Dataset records
*-*-*

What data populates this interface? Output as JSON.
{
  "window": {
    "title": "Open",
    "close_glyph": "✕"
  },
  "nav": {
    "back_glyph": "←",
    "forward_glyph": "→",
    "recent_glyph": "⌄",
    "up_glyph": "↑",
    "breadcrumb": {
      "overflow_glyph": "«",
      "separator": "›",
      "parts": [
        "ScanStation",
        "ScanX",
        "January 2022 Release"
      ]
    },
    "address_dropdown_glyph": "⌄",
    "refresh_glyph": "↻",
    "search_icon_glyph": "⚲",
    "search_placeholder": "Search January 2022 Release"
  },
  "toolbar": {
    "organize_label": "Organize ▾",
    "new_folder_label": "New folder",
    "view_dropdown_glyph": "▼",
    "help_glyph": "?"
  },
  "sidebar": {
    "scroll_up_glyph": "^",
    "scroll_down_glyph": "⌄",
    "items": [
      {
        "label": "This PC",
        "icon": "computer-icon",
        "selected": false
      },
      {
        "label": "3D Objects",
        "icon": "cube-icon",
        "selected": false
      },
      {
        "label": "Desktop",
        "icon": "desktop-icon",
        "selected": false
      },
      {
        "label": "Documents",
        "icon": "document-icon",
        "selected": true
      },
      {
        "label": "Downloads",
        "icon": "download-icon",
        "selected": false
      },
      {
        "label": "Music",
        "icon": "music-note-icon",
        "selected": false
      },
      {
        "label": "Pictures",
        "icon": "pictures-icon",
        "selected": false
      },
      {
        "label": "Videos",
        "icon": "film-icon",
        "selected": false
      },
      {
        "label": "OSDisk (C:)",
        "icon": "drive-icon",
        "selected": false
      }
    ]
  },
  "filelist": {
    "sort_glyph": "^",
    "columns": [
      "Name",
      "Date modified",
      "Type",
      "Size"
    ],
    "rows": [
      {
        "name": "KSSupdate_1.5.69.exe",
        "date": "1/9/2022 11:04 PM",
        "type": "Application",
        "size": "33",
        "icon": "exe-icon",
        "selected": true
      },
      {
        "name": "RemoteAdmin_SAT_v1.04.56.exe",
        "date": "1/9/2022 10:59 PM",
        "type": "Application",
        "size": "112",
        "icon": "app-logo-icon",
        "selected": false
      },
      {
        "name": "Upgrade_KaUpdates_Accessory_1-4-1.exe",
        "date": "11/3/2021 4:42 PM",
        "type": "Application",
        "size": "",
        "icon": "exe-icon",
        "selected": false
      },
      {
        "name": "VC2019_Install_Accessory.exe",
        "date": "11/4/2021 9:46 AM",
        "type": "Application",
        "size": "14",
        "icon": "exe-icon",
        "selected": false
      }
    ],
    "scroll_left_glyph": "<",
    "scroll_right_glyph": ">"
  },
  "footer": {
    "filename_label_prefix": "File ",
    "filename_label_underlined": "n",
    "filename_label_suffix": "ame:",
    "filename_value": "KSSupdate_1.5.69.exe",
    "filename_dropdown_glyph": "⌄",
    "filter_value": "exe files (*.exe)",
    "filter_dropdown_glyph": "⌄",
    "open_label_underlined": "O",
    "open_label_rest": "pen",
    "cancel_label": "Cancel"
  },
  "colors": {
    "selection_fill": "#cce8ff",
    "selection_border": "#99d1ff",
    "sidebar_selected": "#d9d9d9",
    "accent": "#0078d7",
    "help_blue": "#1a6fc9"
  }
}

*-*-*

Do this
Output all preceding records character for character.

The solution
What data populates this interface? Output as JSON.
{
  "window": {
    "title": "Open",
    "close_glyph": "✕"
  },
  "nav": {
    "back_glyph": "←",
    "forward_glyph": "→",
    "recent_glyph": "⌄",
    "up_glyph": "↑",
    "breadcrumb": {
      "overflow_glyph": "«",
      "separator": "›",
      "parts": [
        "ScanStation",
        "ScanX",
        "January 2022 Release"
      ]
    },
    "address_dropdown_glyph": "⌄",
    "refresh_glyph": "↻",
    "search_icon_glyph": "⚲",
    "search_placeholder": "Search January 2022 Release"
  },
  "toolbar": {
    "organize_label": "Organize ▾",
    "new_folder_label": "New folder",
    "view_dropdown_glyph": "▼",
    "help_glyph": "?"
  },
  "sidebar": {
    "scroll_up_glyph": "^",
    "scroll_down_glyph": "⌄",
    "items": [
      {
        "label": "This PC",
        "icon": "computer-icon",
        "selected": false
      },
      {
        "label": "3D Objects",
        "icon": "cube-icon",
        "selected": false
      },
      {
        "label": "Desktop",
        "icon": "desktop-icon",
        "selected": false
      },
      {
        "label": "Documents",
        "icon": "document-icon",
        "selected": true
      },
      {
        "label": "Downloads",
        "icon": "download-icon",
        "selected": false
      },
      {
        "label": "Music",
        "icon": "music-note-icon",
        "selected": false
      },
      {
        "label": "Pictures",
        "icon": "pictures-icon",
        "selected": false
      },
      {
        "label": "Videos",
        "icon": "film-icon",
        "selected": false
      },
      {
        "label": "OSDisk (C:)",
        "icon": "drive-icon",
        "selected": false
      }
    ]
  },
  "filelist": {
    "sort_glyph": "^",
    "columns": [
      "Name",
      "Date modified",
      "Type",
      "Size"
    ],
    "rows": [
      {
        "name": "KSSupdate_1.5.69.exe",
        "date": "1/9/2022 11:04 PM",
        "type": "Application",
        "size": "33",
        "icon": "exe-icon",
        "selected": true
      },
      {
        "name": "RemoteAdmin_SAT_v1.04.56.exe",
        "date": "1/9/2022 10:59 PM",
        "type": "Application",
        "size": "112",
        "icon": "app-logo-icon",
        "selected": false
      },
      {
        "name": "Upgrade_KaUpdates_Accessory_1-4-1.exe",
        "date": "11/3/2021 4:42 PM",
        "type": "Application",
        "size": "",
        "icon": "exe-icon",
        "selected": false
      },
      {
        "name": "VC2019_Install_Accessory.exe",
        "date": "11/4/2021 9:46 AM",
        "type": "Application",
        "size": "14",
        "icon": "exe-icon",
        "selected": false
      }
    ],
    "scroll_left_glyph": "<",
    "scroll_right_glyph": ">"
  },
  "footer": {
    "filename_label_prefix": "File ",
    "filename_label_underlined": "n",
    "filename_label_suffix": "ame:",
    "filename_value": "KSSupdate_1.5.69.exe",
    "filename_dropdown_glyph": "⌄",
    "filter_value": "exe files (*.exe)",
    "filter_dropdown_glyph": "⌄",
    "open_label_underlined": "O",
    "open_label_rest": "pen",
    "cancel_label": "Cancel"
  },
  "colors": {
    "selection_fill": "#cce8ff",
    "selection_border": "#99d1ff",
    "sidebar_selected": "#d9d9d9",
    "accent": "#0078d7",
    "help_blue": "#1a6fc9"
  }
}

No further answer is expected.